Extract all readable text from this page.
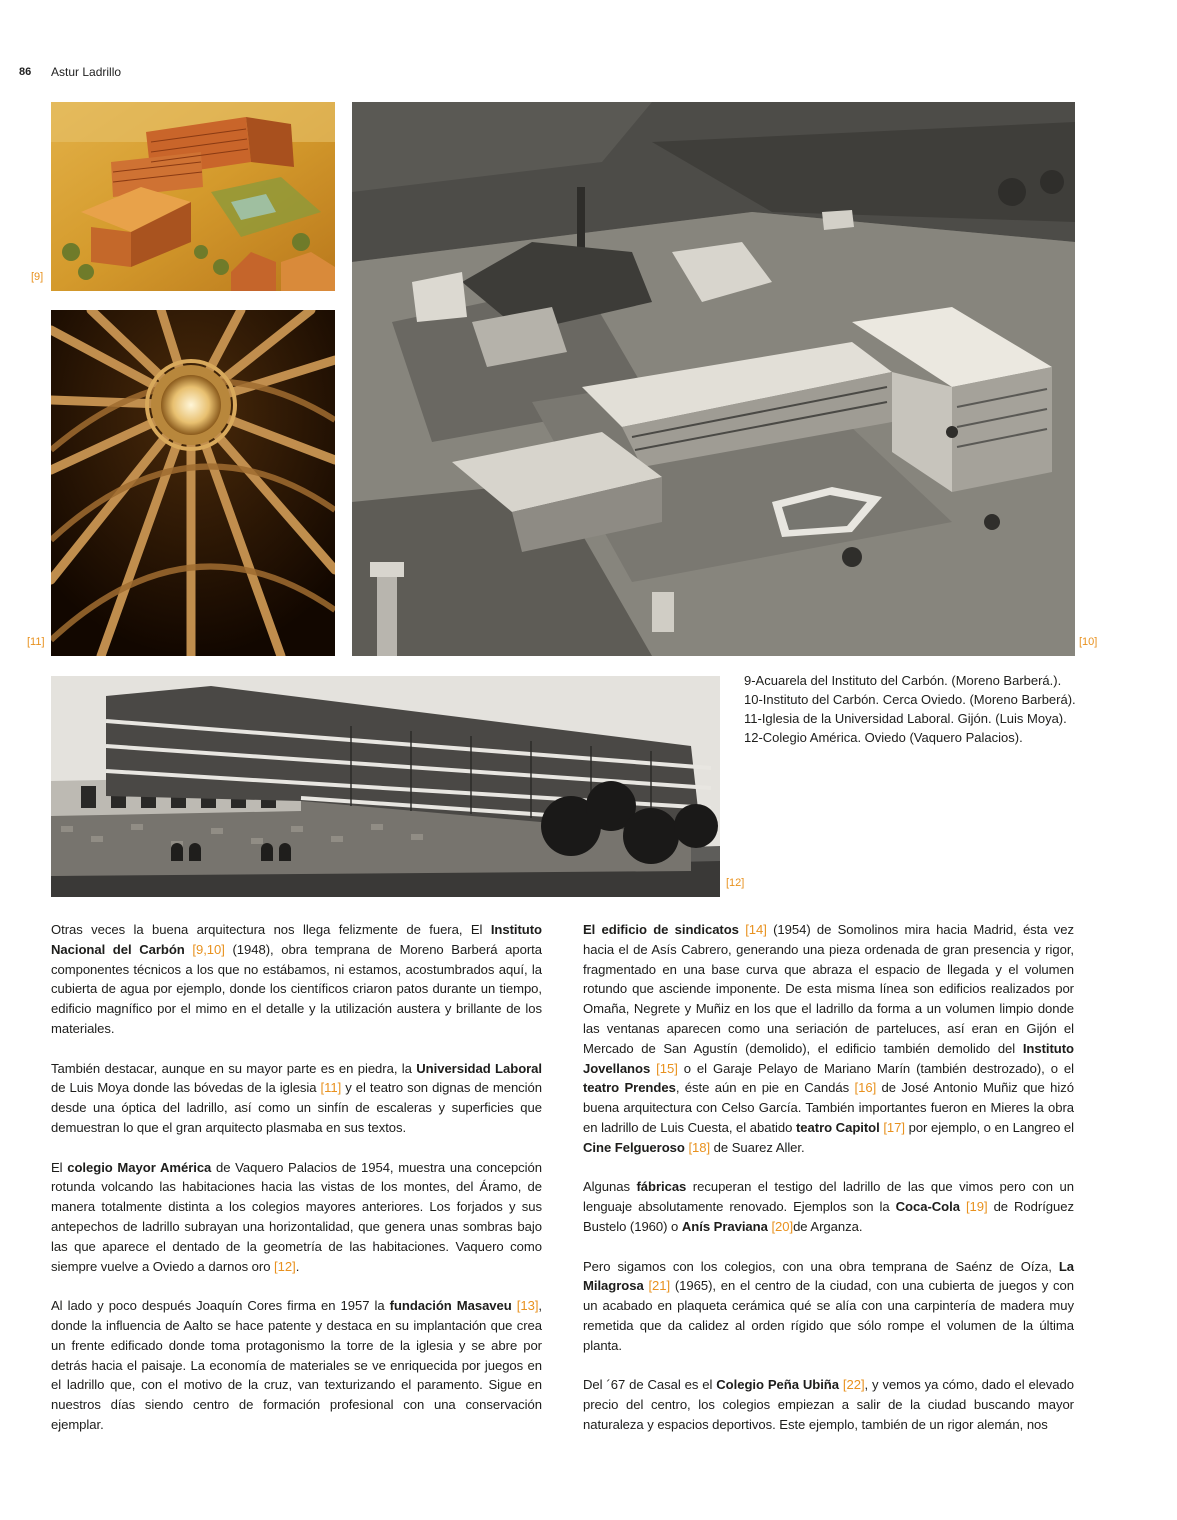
86 Astur Ladrillo
[9]
[11]	[10]
[12]
9-Acuarela del Instituto del Carbón. (Moreno Barberá.).
10-Instituto del Carbón. Cerca Oviedo. (Moreno Barberá).
11-Iglesia de la Universidad Laboral. Gijón. (Luis Moya).
12-Colegio América. Oviedo (Vaquero Palacios).

Otras veces la buena arquitectura nos llega felizmente de fuera, El Instituto Nacional del Carbón [9,10] (1948), obra temprana de Moreno Barberá aporta componentes técnicos a los que no estábamos, ni estamos, acostumbrados aquí, la cubierta de agua por ejemplo, donde los científicos criaron patos durante un tiempo, edificio magnífico por el mimo en el detalle y la utilización austera y brillante de los materiales.

También destacar, aunque en su mayor parte es en piedra, la Universidad Laboral de Luis Moya donde las bóvedas de la iglesia [11] y el teatro son dignas de mención desde una óptica del ladrillo, así como un sinfín de escaleras y superficies que demuestran lo que el gran arquitecto plasmaba en sus textos.

El colegio Mayor América de Vaquero Palacios de 1954, muestra una concepción rotunda volcando las habitaciones hacia las vistas de los montes, del Áramo, de manera totalmente distinta a los colegios mayores anteriores. Los forjados y sus antepechos de ladrillo subrayan una horizontalidad, que genera unas sombras bajo las que aparece el dentado de la geometría de las habitaciones. Vaquero como siempre vuelve a Oviedo a darnos oro [12].

Al lado y poco después Joaquín Cores firma en 1957 la fundación Masaveu [13], donde la influencia de Aalto se hace patente y destaca en su implantación que crea un frente edificado donde toma protagonismo la torre de la iglesia y se abre por detrás hacia el paisaje. La economía de materiales se ve enriquecida por juegos en el ladrillo que, con el motivo de la cruz, van texturizando el paramento. Sigue en nuestros días siendo centro de formación profesional con una conservación ejemplar.

El edificio de sindicatos [14] (1954) de Somolinos mira hacia Madrid, ésta vez hacia el de Asís Cabrero, generando una pieza ordenada de gran presencia y rigor, fragmentado en una base curva que abraza el espacio de llegada y el volumen rotundo que asciende imponente. De esta misma línea son edificios realizados por Omaña, Negrete y Muñiz en los que el ladrillo da forma a un volumen limpio donde las ventanas aparecen como una seriación de parteluces, así eran en Gijón el Mercado de San Agustín (demolido), el edificio también demolido del Instituto Jovellanos [15] o el Garaje Pelayo de Mariano Marín (también destrozado), o el teatro Prendes, éste aún en pie en Candás [16] de José Antonio Muñiz que hizó buena arquitectura con Celso García. También importantes fueron en Mieres la obra en ladrillo de Luis Cuesta, el abatido teatro Capitol [17] por ejemplo, o en Langreo el Cine Felgueroso [18] de Suarez Aller.

Algunas fábricas recuperan el testigo del ladrillo de las que vimos pero con un lenguaje absolutamente renovado. Ejemplos son la Coca-Cola [19] de Rodríguez Bustelo (1960) o Anís Praviana [20]de Arganza.

Pero sigamos con los colegios, con una obra temprana de Saénz de Oíza, La Milagrosa [21] (1965), en el centro de la ciudad, con una cubierta de juegos y con un acabado en plaqueta cerámica qué se alía con una carpintería de madera muy remetida que da calidez al orden rígido que sólo rompe el volumen de la última planta.

Del ´67 de Casal es el Colegio Peña Ubiña [22], y vemos ya cómo, dado el elevado precio del centro, los colegios empiezan a salir de la ciudad buscando mayor naturaleza y espacios deportivos. Este ejemplo, también de un rigor alemán, nos
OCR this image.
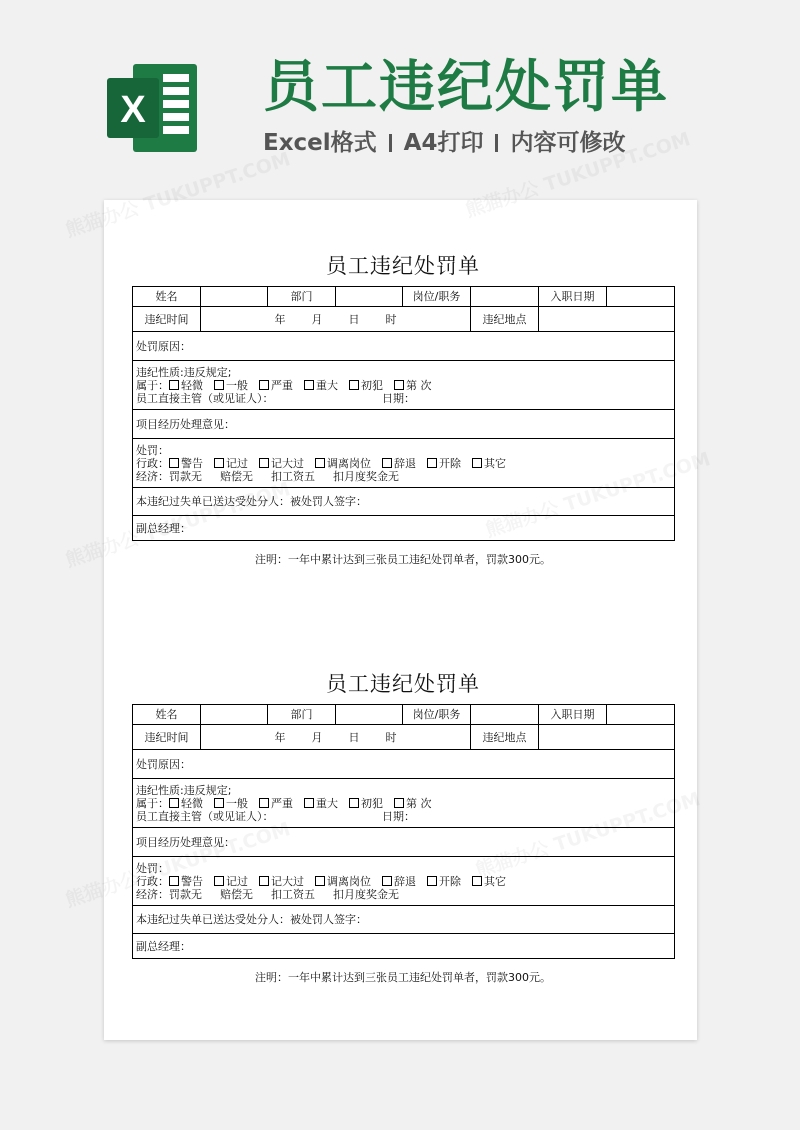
X 员工违纪处罚单
Excel格式 A4打印 内容可修改
员工违纪处罚单
姓名		部门		岗位/职务		入职日期	
违纪时间	年 月 日 时				违纪地点		
处罚原因：							

违纪性质:违反规定;
属于： 轻微 一般 严重 重大 初犯 第 次
员工直接主管（或见证人）： 日期：							

项目经历处理意见：							

处罚：
行政： 警告 记过 记大过 调离岗位 辞退 开除 其它
经济：罚款无 赔偿无 扣工资五 扣月度奖金无							

本违纪过失单已送达受处分人：被处罚人签字：							
副总经理：							
注明：一年中累计达到三张员工违纪处罚单者，罚款300元。
员工违纪处罚单
姓名		部门		岗位/职务		入职日期	
违纪时间	年 月 日 时				违纪地点		
处罚原因：							

违纪性质:违反规定;
属于： 轻微 一般 严重 重大 初犯 第 次
员工直接主管（或见证人）： 日期：							

项目经历处理意见：							

处罚：
行政： 警告 记过 记大过 调离岗位 辞退 开除 其它
经济：罚款无 赔偿无 扣工资五 扣月度奖金无							

本违纪过失单已送达受处分人：被处罚人签字：							
副总经理：							
注明：一年中累计达到三张员工违纪处罚单者，罚款300元。
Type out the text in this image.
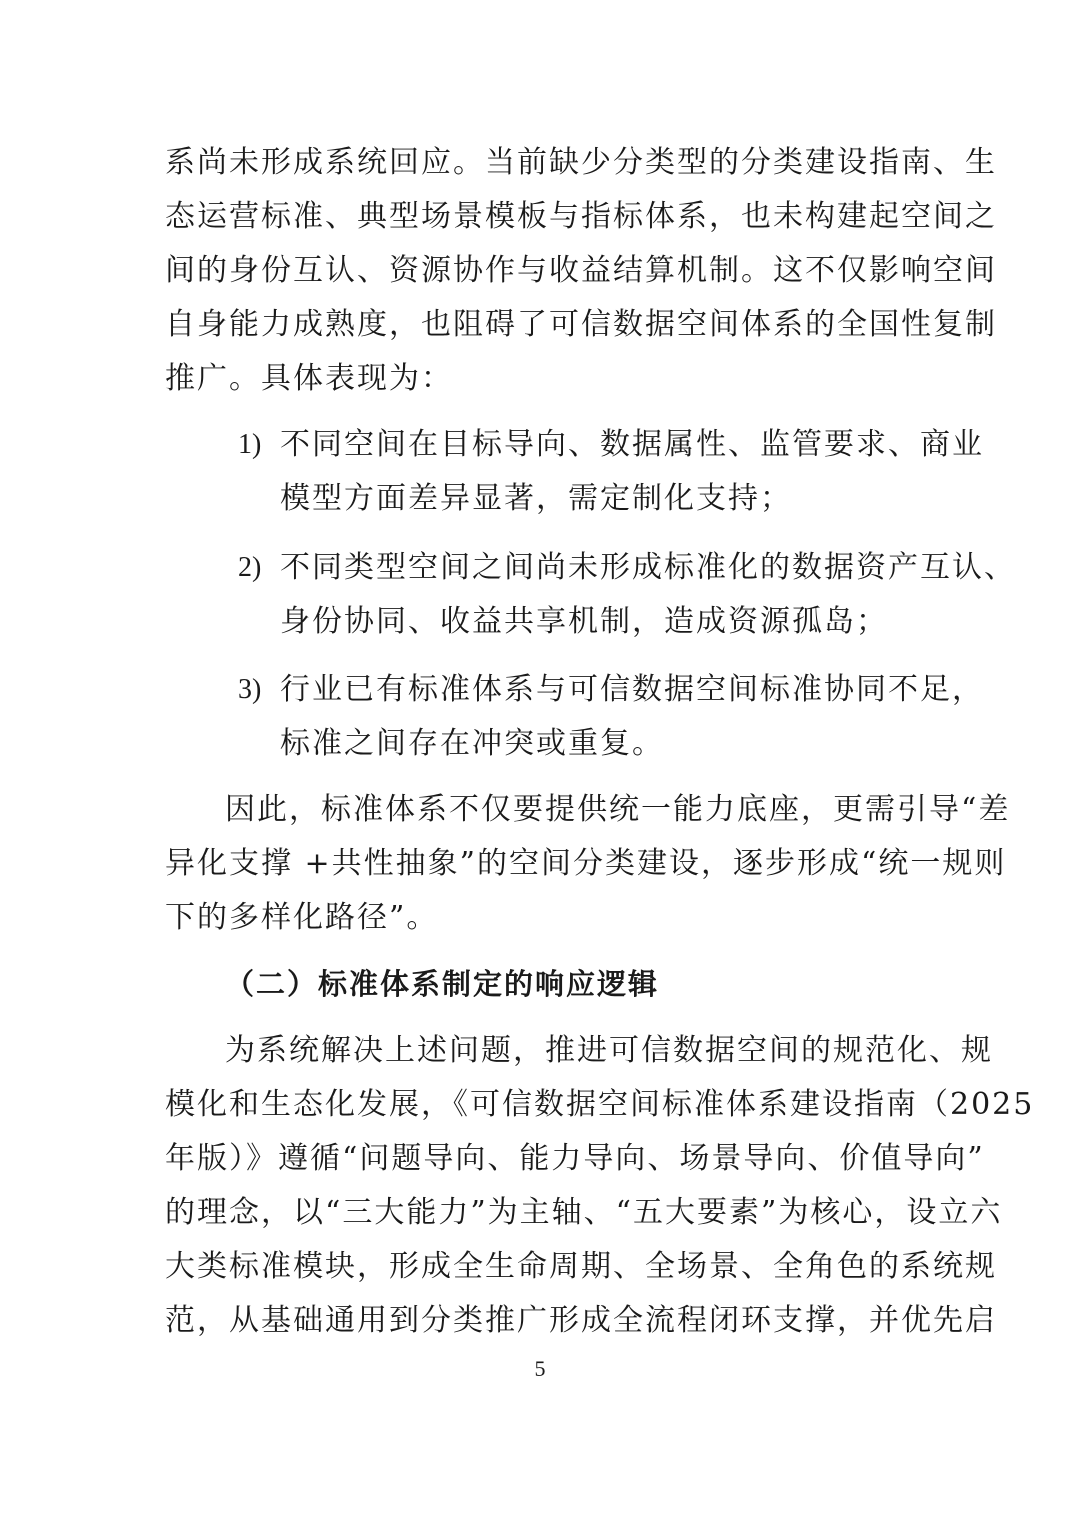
系尚未形成系统回应。当前缺少分类型的分类建设指南、生
态运营标准、典型场景模板与指标体系，也未构建起空间之
间的身份互认、资源协作与收益结算机制。这不仅影响空间
自身能力成熟度，也阻碍了可信数据空间体系的全国性复制
推广。具体表现为：
1) 不同空间在目标导向、数据属性、监管要求、商业
模型方面差异显著，需定制化支持；
2) 不同类型空间之间尚未形成标准化的数据资产互认、
身份协同、收益共享机制，造成资源孤岛；
3) 行业已有标准体系与可信数据空间标准协同不足，
标准之间存在冲突或重复。
因此，标准体系不仅要提供统一能力底座，更需引导“差
异化支撑 +共性抽象”的空间分类建设，逐步形成“统一规则
下的多样化路径”。
（二）标准体系制定的响应逻辑
为系统解决上述问题，推进可信数据空间的规范化、规
模化和生态化发展，《可信数据空间标准体系建设指南（2025
年版）》遵循“问题导向、能力导向、场景导向、价值导向”
的理念，以“三大能力”为主轴、“五大要素”为核心，设立六
大类标准模块，形成全生命周期、全场景、全角色的系统规
范，从基础通用到分类推广形成全流程闭环支撑，并优先启
5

########################################

▸ PROMPT:
Reproduce the lines above, exactly and exclusively, from the line containing "OCR this image." down to the last line, both included; pictures are not part of the copy.

▸ COMPLETE RESPONSE:
OCR this image.
X 员工违纪处罚单
Excel格式 A4打印 内容可修改
员工违纪处罚单
姓名		部门		岗位/职务		入职日期	
违纪时间	年 月 日 时				违纪地点		
处罚原因：							

违纪性质:违反规定;
属于： 轻微 一般 严重 重大 初犯 第 次
员工直接主管（或见证人）： 日期：							

项目经历处理意见：							

处罚：
行政： 警告 记过 记大过 调离岗位 辞退 开除 其它
经济：罚款无 赔偿无 扣工资五 扣月度奖金无							

本违纪过失单已送达受处分人：被处罚人签字：							
副总经理：							
注明：一年中累计达到三张员工违纪处罚单者，罚款300元。
员工违纪处罚单
姓名		部门		岗位/职务		入职日期	
违纪时间	年 月 日 时				违纪地点		
处罚原因：							

违纪性质:违反规定;
属于： 轻微 一般 严重 重大 初犯 第 次
员工直接主管（或见证人）： 日期：							

项目经历处理意见：							

处罚：
行政： 警告 记过 记大过 调离岗位 辞退 开除 其它
经济：罚款无 赔偿无 扣工资五 扣月度奖金无							

本违纪过失单已送达受处分人：被处罚人签字：							
副总经理：							
注明：一年中累计达到三张员工违纪处罚单者，罚款300元。
Type out the text in this image.
系尚未形成系统回应。当前缺少分类型的分类建设指南、生
态运营标准、典型场景模板与指标体系，也未构建起空间之
间的身份互认、资源协作与收益结算机制。这不仅影响空间
自身能力成熟度，也阻碍了可信数据空间体系的全国性复制
推广。具体表现为：
1) 不同空间在目标导向、数据属性、监管要求、商业
模型方面差异显著，需定制化支持；
2) 不同类型空间之间尚未形成标准化的数据资产互认、
身份协同、收益共享机制，造成资源孤岛；
3) 行业已有标准体系与可信数据空间标准协同不足，
标准之间存在冲突或重复。
因此，标准体系不仅要提供统一能力底座，更需引导“差
异化支撑 +共性抽象”的空间分类建设，逐步形成“统一规则
下的多样化路径”。
（二）标准体系制定的响应逻辑
为系统解决上述问题，推进可信数据空间的规范化、规
模化和生态化发展，《可信数据空间标准体系建设指南（2025
年版）》遵循“问题导向、能力导向、场景导向、价值导向”
的理念，以“三大能力”为主轴、“五大要素”为核心，设立六
大类标准模块，形成全生命周期、全场景、全角色的系统规
范，从基础通用到分类推广形成全流程闭环支撑，并优先启
5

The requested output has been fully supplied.